■ Short problem
Copy all the data exactly, except the pictures.

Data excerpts
————————
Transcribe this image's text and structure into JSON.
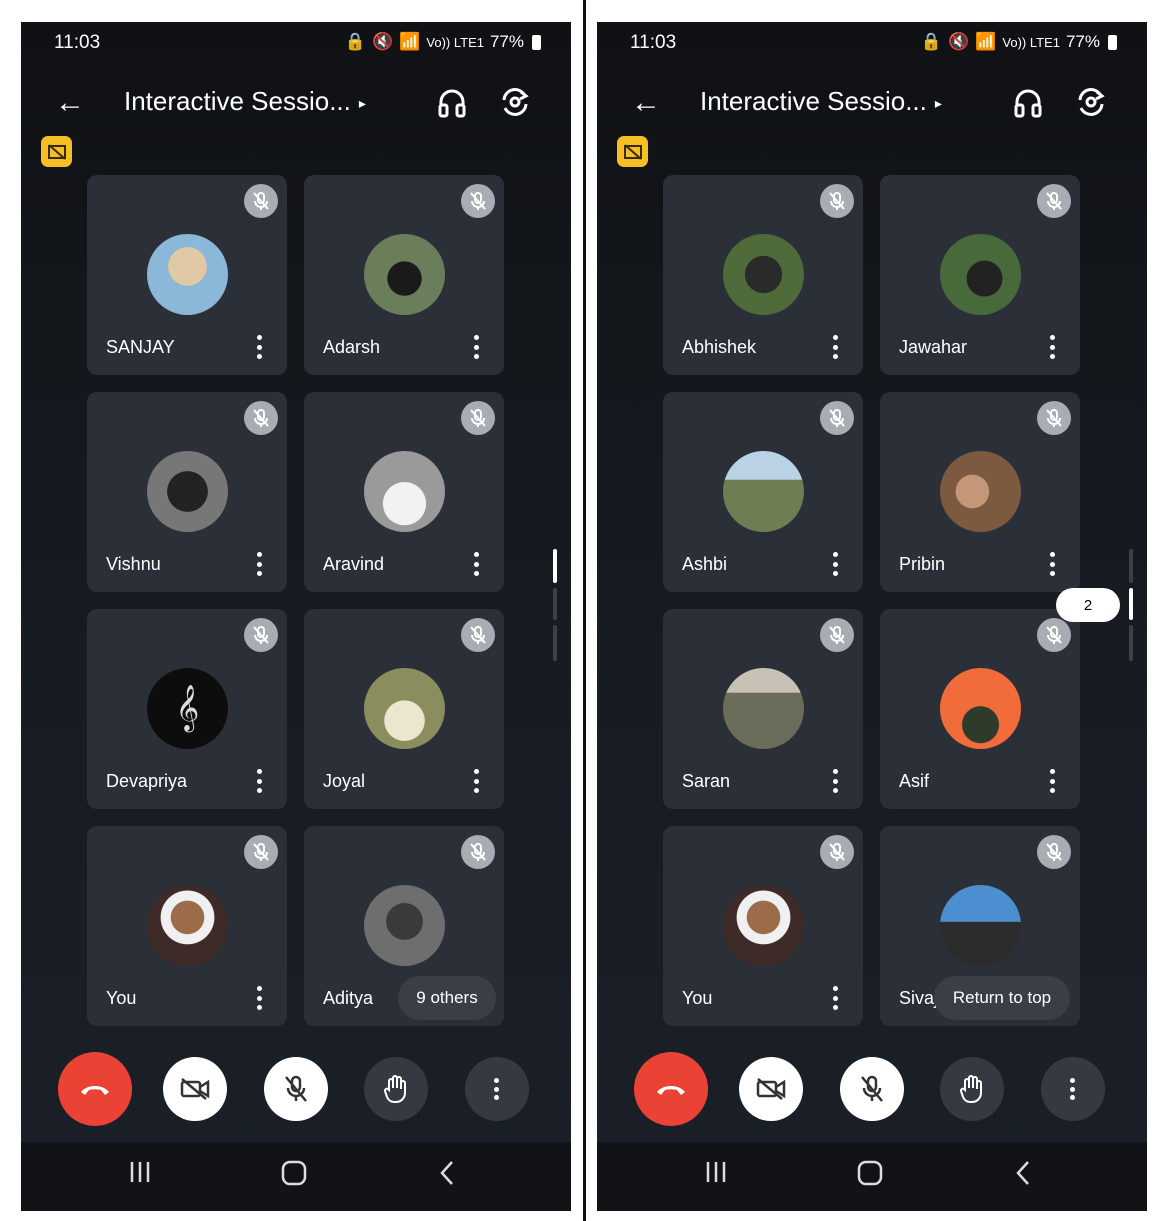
{
  "status": {
    "time": "11:03",
    "battery": "77%",
    "net": "Vo)) LTE1"
  },
  "meeting": {
    "title": "Interactive Sessio...",
    "caret": "▸"
  },
  "left_panel": {
    "participants": [
      {
        "name": "SANJAY",
        "avatar_color": "#8bb7d8"
      },
      {
        "name": "Adarsh",
        "avatar_color": "#6b7e5b"
      },
      {
        "name": "Vishnu",
        "avatar_color": "#555555"
      },
      {
        "name": "Aravind",
        "avatar_color": "#9a9a9a"
      },
      {
        "name": "Devapriya",
        "avatar_color": "#0d0d0d"
      },
      {
        "name": "Joyal",
        "avatar_color": "#8a8d5e"
      },
      {
        "name": "You",
        "avatar_color": "#7a4a3e"
      },
      {
        "name": "Aditya",
        "avatar_color": "#6e6e6e"
      }
    ],
    "others_label": "9 others"
  },
  "right_panel": {
    "participants": [
      {
        "name": "Abhishek",
        "avatar_color": "#4f6b3a"
      },
      {
        "name": "Jawahar",
        "avatar_color": "#486a3a"
      },
      {
        "name": "Ashbi",
        "avatar_color": "#7b8e9b"
      },
      {
        "name": "Pribin",
        "avatar_color": "#7c5a40"
      },
      {
        "name": "Saran",
        "avatar_color": "#6a6d5a"
      },
      {
        "name": "Asif",
        "avatar_color": "#f26b3a"
      },
      {
        "name": "You",
        "avatar_color": "#7a4a3e"
      },
      {
        "name": "Sivaj",
        "avatar_color": "#4b8fd0"
      }
    ],
    "return_label": "Return to top",
    "page_indicator": "2"
  },
  "colors": {
    "end_call": "#ea4335",
    "badge": "#f6bf26",
    "tile": "#2b3038"
  }
}
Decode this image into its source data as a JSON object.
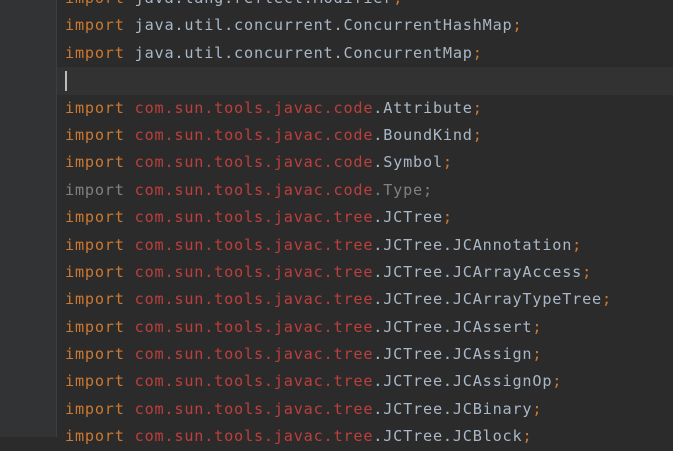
{
  "colors": {
    "keyword": "#cc7832",
    "unresolved": "#bc3f3c",
    "identifier": "#a9b7c6",
    "unused": "#808080",
    "gutter": "#313335",
    "background": "#2b2b2b"
  },
  "editor": {
    "lines": [
      {
        "kw": "import",
        "pkg": "java.lang.reflect.",
        "id": "Modifier",
        "semi": ";",
        "style": "normal"
      },
      {
        "kw": "import",
        "pkg": "java.util.concurrent.",
        "id": "ConcurrentHashMap",
        "semi": ";",
        "style": "normal"
      },
      {
        "kw": "import",
        "pkg": "java.util.concurrent.",
        "id": "ConcurrentMap",
        "semi": ";",
        "style": "normal"
      },
      {
        "kw": "",
        "pkg": "",
        "id": "",
        "semi": "",
        "style": "caret"
      },
      {
        "kw": "import",
        "pkg": "com.sun.tools.javac.code",
        "id": ".Attribute",
        "semi": ";",
        "style": "error"
      },
      {
        "kw": "import",
        "pkg": "com.sun.tools.javac.code",
        "id": ".BoundKind",
        "semi": ";",
        "style": "error"
      },
      {
        "kw": "import",
        "pkg": "com.sun.tools.javac.code",
        "id": ".Symbol",
        "semi": ";",
        "style": "error"
      },
      {
        "kw": "import",
        "pkg": "com.sun.tools.javac.code",
        "id": ".Type",
        "semi": ";",
        "style": "unused"
      },
      {
        "kw": "import",
        "pkg": "com.sun.tools.javac.tree",
        "id": ".JCTree",
        "semi": ";",
        "style": "error"
      },
      {
        "kw": "import",
        "pkg": "com.sun.tools.javac.tree",
        "id": ".JCTree.JCAnnotation",
        "semi": ";",
        "style": "error"
      },
      {
        "kw": "import",
        "pkg": "com.sun.tools.javac.tree",
        "id": ".JCTree.JCArrayAccess",
        "semi": ";",
        "style": "error"
      },
      {
        "kw": "import",
        "pkg": "com.sun.tools.javac.tree",
        "id": ".JCTree.JCArrayTypeTree",
        "semi": ";",
        "style": "error"
      },
      {
        "kw": "import",
        "pkg": "com.sun.tools.javac.tree",
        "id": ".JCTree.JCAssert",
        "semi": ";",
        "style": "error"
      },
      {
        "kw": "import",
        "pkg": "com.sun.tools.javac.tree",
        "id": ".JCTree.JCAssign",
        "semi": ";",
        "style": "error"
      },
      {
        "kw": "import",
        "pkg": "com.sun.tools.javac.tree",
        "id": ".JCTree.JCAssignOp",
        "semi": ";",
        "style": "error"
      },
      {
        "kw": "import",
        "pkg": "com.sun.tools.javac.tree",
        "id": ".JCTree.JCBinary",
        "semi": ";",
        "style": "error"
      },
      {
        "kw": "import",
        "pkg": "com.sun.tools.javac.tree",
        "id": ".JCTree.JCBlock",
        "semi": ";",
        "style": "error"
      }
    ]
  }
}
————————
■ Expected answer
Transcribe this image's text and structure into JSON.
{
  "status": {
    "time": "11:03",
    "battery": "77%",
    "net": "Vo)) LTE1"
  },
  "meeting": {
    "title": "Interactive Sessio...",
    "caret": "▸"
  },
  "left_panel": {
    "participants": [
      {
        "name": "SANJAY",
        "avatar_color": "#8bb7d8"
      },
      {
        "name": "Adarsh",
        "avatar_color": "#6b7e5b"
      },
      {
        "name": "Vishnu",
        "avatar_color": "#555555"
      },
      {
        "name": "Aravind",
        "avatar_color": "#9a9a9a"
      },
      {
        "name": "Devapriya",
        "avatar_color": "#0d0d0d"
      },
      {
        "name": "Joyal",
        "avatar_color": "#8a8d5e"
      },
      {
        "name": "You",
        "avatar_color": "#7a4a3e"
      },
      {
        "name": "Aditya",
        "avatar_color": "#6e6e6e"
      }
    ],
    "others_label": "9 others"
  },
  "right_panel": {
    "participants": [
      {
        "name": "Abhishek",
        "avatar_color": "#4f6b3a"
      },
      {
        "name": "Jawahar",
        "avatar_color": "#486a3a"
      },
      {
        "name": "Ashbi",
        "avatar_color": "#7b8e9b"
      },
      {
        "name": "Pribin",
        "avatar_color": "#7c5a40"
      },
      {
        "name": "Saran",
        "avatar_color": "#6a6d5a"
      },
      {
        "name": "Asif",
        "avatar_color": "#f26b3a"
      },
      {
        "name": "You",
        "avatar_color": "#7a4a3e"
      },
      {
        "name": "Sivaj",
        "avatar_color": "#4b8fd0"
      }
    ],
    "return_label": "Return to top",
    "page_indicator": "2"
  },
  "colors": {
    "end_call": "#ea4335",
    "badge": "#f6bf26",
    "tile": "#2b3038"
  }
}
Decode this image into its source data as a JSON object.
{
  "colors": {
    "keyword": "#cc7832",
    "unresolved": "#bc3f3c",
    "identifier": "#a9b7c6",
    "unused": "#808080",
    "gutter": "#313335",
    "background": "#2b2b2b"
  },
  "editor": {
    "lines": [
      {
        "kw": "import",
        "pkg": "java.lang.reflect.",
        "id": "Modifier",
        "semi": ";",
        "style": "normal"
      },
      {
        "kw": "import",
        "pkg": "java.util.concurrent.",
        "id": "ConcurrentHashMap",
        "semi": ";",
        "style": "normal"
      },
      {
        "kw": "import",
        "pkg": "java.util.concurrent.",
        "id": "ConcurrentMap",
        "semi": ";",
        "style": "normal"
      },
      {
        "kw": "",
        "pkg": "",
        "id": "",
        "semi": "",
        "style": "caret"
      },
      {
        "kw": "import",
        "pkg": "com.sun.tools.javac.code",
        "id": ".Attribute",
        "semi": ";",
        "style": "error"
      },
      {
        "kw": "import",
        "pkg": "com.sun.tools.javac.code",
        "id": ".BoundKind",
        "semi": ";",
        "style": "error"
      },
      {
        "kw": "import",
        "pkg": "com.sun.tools.javac.code",
        "id": ".Symbol",
        "semi": ";",
        "style": "error"
      },
      {
        "kw": "import",
        "pkg": "com.sun.tools.javac.code",
        "id": ".Type",
        "semi": ";",
        "style": "unused"
      },
      {
        "kw": "import",
        "pkg": "com.sun.tools.javac.tree",
        "id": ".JCTree",
        "semi": ";",
        "style": "error"
      },
      {
        "kw": "import",
        "pkg": "com.sun.tools.javac.tree",
        "id": ".JCTree.JCAnnotation",
        "semi": ";",
        "style": "error"
      },
      {
        "kw": "import",
        "pkg": "com.sun.tools.javac.tree",
        "id": ".JCTree.JCArrayAccess",
        "semi": ";",
        "style": "error"
      },
      {
        "kw": "import",
        "pkg": "com.sun.tools.javac.tree",
        "id": ".JCTree.JCArrayTypeTree",
        "semi": ";",
        "style": "error"
      },
      {
        "kw": "import",
        "pkg": "com.sun.tools.javac.tree",
        "id": ".JCTree.JCAssert",
        "semi": ";",
        "style": "error"
      },
      {
        "kw": "import",
        "pkg": "com.sun.tools.javac.tree",
        "id": ".JCTree.JCAssign",
        "semi": ";",
        "style": "error"
      },
      {
        "kw": "import",
        "pkg": "com.sun.tools.javac.tree",
        "id": ".JCTree.JCAssignOp",
        "semi": ";",
        "style": "error"
      },
      {
        "kw": "import",
        "pkg": "com.sun.tools.javac.tree",
        "id": ".JCTree.JCBinary",
        "semi": ";",
        "style": "error"
      },
      {
        "kw": "import",
        "pkg": "com.sun.tools.javac.tree",
        "id": ".JCTree.JCBlock",
        "semi": ";",
        "style": "error"
      }
    ]
  }
}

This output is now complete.